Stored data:
## begin
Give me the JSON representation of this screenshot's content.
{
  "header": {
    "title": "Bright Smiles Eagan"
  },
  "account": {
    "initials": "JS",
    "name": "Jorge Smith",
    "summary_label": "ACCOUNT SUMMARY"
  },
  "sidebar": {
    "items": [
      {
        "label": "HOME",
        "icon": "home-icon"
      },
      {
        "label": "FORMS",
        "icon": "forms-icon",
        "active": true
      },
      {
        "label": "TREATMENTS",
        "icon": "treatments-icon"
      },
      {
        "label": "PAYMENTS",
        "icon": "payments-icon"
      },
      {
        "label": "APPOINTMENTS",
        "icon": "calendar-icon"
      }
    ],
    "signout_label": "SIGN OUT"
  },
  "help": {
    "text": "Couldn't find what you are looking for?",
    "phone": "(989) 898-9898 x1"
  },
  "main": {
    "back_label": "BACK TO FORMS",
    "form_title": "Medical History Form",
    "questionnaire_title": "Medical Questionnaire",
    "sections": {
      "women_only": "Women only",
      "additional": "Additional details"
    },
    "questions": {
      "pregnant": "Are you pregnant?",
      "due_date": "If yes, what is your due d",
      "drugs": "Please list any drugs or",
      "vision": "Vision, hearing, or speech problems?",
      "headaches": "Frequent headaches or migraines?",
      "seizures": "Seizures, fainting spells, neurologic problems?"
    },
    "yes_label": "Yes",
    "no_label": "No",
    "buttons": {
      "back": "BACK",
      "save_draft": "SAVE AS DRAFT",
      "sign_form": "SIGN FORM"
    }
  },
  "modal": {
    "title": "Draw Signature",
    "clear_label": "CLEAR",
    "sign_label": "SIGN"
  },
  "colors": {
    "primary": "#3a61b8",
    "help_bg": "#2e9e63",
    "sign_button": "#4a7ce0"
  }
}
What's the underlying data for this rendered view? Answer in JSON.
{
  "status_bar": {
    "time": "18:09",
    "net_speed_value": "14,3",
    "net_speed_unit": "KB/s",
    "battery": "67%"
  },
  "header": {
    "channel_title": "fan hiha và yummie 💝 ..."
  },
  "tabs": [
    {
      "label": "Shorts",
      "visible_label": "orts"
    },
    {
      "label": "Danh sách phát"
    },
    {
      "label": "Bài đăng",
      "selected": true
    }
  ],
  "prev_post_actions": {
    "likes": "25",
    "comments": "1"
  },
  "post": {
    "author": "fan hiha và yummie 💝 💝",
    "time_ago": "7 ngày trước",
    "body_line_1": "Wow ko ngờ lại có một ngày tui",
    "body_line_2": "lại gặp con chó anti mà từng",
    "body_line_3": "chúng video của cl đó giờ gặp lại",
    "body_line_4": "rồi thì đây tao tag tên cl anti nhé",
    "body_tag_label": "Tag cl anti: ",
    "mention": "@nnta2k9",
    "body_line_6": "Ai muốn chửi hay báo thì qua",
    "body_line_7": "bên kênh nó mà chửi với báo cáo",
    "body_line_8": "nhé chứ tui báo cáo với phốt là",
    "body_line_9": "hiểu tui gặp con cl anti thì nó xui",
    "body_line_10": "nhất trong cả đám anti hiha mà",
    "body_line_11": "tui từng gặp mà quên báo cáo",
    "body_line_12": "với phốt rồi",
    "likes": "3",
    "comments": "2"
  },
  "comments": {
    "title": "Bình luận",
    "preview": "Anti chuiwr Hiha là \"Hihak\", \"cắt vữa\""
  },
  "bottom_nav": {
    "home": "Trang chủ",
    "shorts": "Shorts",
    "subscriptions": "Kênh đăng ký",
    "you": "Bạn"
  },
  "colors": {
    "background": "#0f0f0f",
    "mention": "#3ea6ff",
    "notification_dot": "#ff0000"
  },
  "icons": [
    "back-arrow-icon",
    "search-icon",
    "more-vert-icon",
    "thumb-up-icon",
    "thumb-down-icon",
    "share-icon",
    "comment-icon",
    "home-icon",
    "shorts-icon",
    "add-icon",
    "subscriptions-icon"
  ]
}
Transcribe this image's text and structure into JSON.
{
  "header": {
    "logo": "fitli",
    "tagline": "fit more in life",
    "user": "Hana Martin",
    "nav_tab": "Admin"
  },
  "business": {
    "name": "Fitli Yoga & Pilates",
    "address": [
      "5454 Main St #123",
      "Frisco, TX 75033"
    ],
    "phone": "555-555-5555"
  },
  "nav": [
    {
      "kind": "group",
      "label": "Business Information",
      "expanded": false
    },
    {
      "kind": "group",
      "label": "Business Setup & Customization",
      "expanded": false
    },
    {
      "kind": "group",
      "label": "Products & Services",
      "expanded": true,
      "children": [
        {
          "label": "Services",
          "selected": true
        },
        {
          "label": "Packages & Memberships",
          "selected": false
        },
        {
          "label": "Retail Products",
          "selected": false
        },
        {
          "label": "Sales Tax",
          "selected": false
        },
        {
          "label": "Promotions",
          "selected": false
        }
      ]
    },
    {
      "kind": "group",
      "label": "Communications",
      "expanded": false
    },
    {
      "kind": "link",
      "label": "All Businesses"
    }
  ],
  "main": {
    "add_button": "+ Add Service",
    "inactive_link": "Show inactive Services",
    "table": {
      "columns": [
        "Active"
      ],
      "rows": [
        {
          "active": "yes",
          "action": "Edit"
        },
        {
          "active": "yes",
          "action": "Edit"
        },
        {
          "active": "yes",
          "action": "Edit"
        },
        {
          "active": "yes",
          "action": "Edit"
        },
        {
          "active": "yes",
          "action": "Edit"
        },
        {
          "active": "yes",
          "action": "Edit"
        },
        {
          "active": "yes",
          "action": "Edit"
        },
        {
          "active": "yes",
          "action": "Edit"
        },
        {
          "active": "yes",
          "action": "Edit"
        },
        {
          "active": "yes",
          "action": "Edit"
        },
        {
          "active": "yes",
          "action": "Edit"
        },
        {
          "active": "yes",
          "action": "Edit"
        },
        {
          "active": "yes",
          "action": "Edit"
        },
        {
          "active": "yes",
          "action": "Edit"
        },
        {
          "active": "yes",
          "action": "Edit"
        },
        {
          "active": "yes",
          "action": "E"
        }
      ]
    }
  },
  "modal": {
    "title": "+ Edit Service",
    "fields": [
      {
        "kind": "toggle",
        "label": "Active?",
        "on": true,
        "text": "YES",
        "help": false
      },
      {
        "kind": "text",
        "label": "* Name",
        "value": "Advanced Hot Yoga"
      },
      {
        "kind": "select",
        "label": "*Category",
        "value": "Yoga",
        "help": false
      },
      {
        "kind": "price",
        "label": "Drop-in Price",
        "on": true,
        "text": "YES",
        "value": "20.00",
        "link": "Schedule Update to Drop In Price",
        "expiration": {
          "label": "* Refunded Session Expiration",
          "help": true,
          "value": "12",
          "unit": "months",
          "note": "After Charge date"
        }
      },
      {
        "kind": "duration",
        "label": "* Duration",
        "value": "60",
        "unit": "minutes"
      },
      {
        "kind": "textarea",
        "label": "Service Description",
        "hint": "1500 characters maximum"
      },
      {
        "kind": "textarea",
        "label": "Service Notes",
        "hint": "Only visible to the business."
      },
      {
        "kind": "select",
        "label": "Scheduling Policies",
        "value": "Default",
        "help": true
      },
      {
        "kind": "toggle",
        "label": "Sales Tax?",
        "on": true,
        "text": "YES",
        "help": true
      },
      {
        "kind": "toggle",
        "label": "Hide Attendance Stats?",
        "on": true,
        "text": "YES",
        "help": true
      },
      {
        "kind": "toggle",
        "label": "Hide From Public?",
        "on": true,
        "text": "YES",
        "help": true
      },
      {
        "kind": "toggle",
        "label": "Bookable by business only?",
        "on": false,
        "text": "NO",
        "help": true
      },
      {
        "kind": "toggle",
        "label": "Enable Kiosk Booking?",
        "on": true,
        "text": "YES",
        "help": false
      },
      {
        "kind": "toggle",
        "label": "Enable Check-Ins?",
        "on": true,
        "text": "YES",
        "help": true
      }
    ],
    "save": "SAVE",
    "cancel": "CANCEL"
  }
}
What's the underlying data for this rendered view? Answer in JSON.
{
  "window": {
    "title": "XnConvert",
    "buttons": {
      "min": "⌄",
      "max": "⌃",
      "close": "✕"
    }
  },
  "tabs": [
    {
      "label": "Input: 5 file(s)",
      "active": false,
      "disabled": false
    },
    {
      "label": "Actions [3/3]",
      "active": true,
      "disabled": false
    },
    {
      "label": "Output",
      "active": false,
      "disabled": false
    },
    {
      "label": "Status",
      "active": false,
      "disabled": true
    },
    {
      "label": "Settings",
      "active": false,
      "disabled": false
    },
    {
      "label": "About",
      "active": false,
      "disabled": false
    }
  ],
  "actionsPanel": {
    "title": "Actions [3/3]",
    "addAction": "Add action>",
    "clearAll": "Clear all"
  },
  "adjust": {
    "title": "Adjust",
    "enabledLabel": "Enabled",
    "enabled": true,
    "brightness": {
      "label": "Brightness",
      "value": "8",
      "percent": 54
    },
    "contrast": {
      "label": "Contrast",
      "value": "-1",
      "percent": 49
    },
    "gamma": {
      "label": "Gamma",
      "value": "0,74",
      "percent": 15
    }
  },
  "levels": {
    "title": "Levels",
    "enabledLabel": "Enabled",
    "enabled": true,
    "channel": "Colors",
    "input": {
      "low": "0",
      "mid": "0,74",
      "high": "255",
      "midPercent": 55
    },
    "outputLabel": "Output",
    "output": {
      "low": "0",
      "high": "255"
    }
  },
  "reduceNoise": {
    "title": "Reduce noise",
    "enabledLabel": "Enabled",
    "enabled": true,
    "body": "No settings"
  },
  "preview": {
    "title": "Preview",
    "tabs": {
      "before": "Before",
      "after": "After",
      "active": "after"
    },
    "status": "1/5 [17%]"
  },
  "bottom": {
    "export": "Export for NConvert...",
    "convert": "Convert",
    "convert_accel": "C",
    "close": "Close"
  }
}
## end
(Given instruction)
Go through the records and gather the lines that hold "Services".

(Written solution)
      "label": "Products & Services",
          "label": "Services",
    "inactive_link": "Show inactive Services",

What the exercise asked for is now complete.